**What you have to do**
Show every line in the entries below where the word "违反本协议第" appears.
*****
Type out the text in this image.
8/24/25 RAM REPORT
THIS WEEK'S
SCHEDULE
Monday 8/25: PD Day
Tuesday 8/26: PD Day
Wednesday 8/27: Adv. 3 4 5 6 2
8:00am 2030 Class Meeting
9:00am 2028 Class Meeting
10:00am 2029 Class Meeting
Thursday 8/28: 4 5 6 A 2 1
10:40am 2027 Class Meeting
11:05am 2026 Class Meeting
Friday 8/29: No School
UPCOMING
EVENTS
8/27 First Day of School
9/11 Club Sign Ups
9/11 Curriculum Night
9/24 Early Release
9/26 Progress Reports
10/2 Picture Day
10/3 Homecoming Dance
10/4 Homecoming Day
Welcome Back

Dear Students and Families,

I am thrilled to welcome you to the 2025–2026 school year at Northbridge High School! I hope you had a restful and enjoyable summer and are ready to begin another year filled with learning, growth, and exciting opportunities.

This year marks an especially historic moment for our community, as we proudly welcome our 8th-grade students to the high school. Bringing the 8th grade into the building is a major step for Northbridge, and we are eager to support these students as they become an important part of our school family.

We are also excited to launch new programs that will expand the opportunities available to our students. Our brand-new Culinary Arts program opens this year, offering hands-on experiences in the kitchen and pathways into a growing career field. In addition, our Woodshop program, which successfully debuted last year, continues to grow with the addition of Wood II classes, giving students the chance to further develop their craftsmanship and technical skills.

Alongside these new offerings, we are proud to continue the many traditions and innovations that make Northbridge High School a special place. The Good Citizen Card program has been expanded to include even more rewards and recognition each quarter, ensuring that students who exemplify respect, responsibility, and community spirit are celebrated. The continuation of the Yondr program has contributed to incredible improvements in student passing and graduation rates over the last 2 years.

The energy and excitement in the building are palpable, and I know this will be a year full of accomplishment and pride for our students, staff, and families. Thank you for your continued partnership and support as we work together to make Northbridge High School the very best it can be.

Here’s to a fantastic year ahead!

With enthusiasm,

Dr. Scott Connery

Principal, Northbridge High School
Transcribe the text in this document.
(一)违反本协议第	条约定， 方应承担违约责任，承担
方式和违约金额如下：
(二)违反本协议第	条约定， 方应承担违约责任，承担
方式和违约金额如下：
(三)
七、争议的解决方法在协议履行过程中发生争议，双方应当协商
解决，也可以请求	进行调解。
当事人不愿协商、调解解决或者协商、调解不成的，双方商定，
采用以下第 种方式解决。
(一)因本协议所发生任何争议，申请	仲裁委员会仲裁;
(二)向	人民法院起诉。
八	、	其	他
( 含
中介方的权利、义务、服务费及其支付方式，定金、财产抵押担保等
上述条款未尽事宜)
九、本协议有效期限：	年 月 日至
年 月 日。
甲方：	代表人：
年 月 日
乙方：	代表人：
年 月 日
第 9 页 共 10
*****
**Output of the task**
(一)违反本协议第	条约定， 方应承担违约责任，承担
(二)违反本协议第	条约定， 方应承担违约责任，承担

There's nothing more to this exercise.